— START OF Supplied information —
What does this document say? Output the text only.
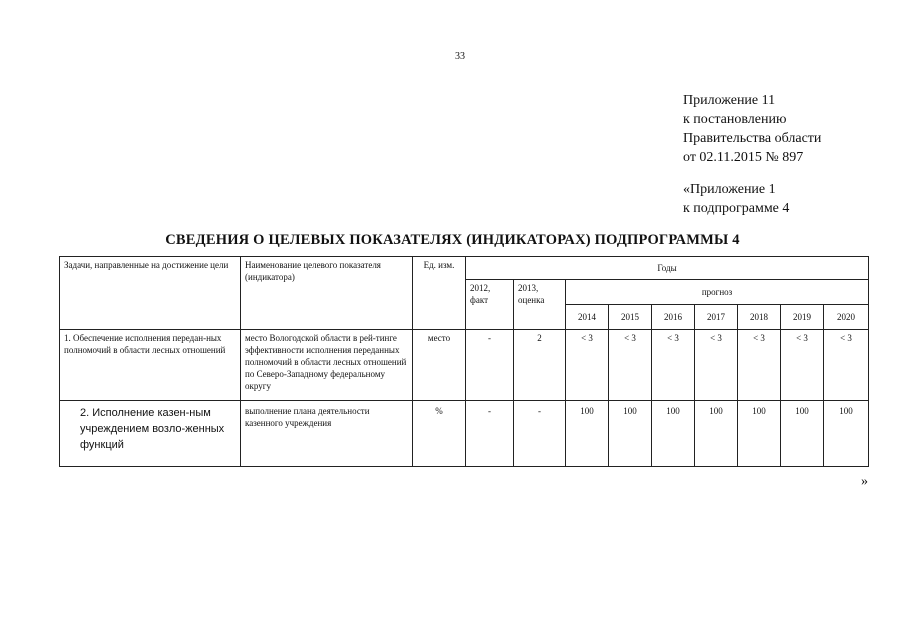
33
Приложение 11
к постановлению
Правительства области
от 02.11.2015 № 897
«Приложение 1
к подпрограмме 4
СВЕДЕНИЯ О ЦЕЛЕВЫХ ПОКАЗАТЕЛЯХ (ИНДИКАТОРАХ) ПОДПРОГРАММЫ 4
Задачи, направленные на достижение цели	Наименование целевого показателя (индикатора)	Ед. изм.	Годы								
			2012, факт	2013, оценка	прогноз						
					2014	2015	2016	2017	2018	2019	2020
1. Обеспечение исполнения передан-ных полномочий в области лесных отношений	место Вологодской области в рей-тинге эффективности исполнения переданных полномочий в области лесных отношений по Северо-Западному федеральному округу	место	-	2	< 3	< 3	< 3	< 3	< 3	< 3	< 3
2. Исполнение казен-ным учреждением возло-женных функций	выполнение плана деятельности казенного учреждения	%	-	-	100	100	100	100	100	100	100
»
— END OF Supplied information —
* **Exercise details**
Show each line of the data that contains the string "области".

* **The answer**
Правительства области
1. Обеспечение исполнения передан-ных полномочий в области лесных отношений	место Вологодской области в рей-тинге эффективности исполнения переданных полномочий в области лесных отношений по Северо-Западному федеральному округу	место	-	2	< 3	< 3	< 3	< 3	< 3	< 3	< 3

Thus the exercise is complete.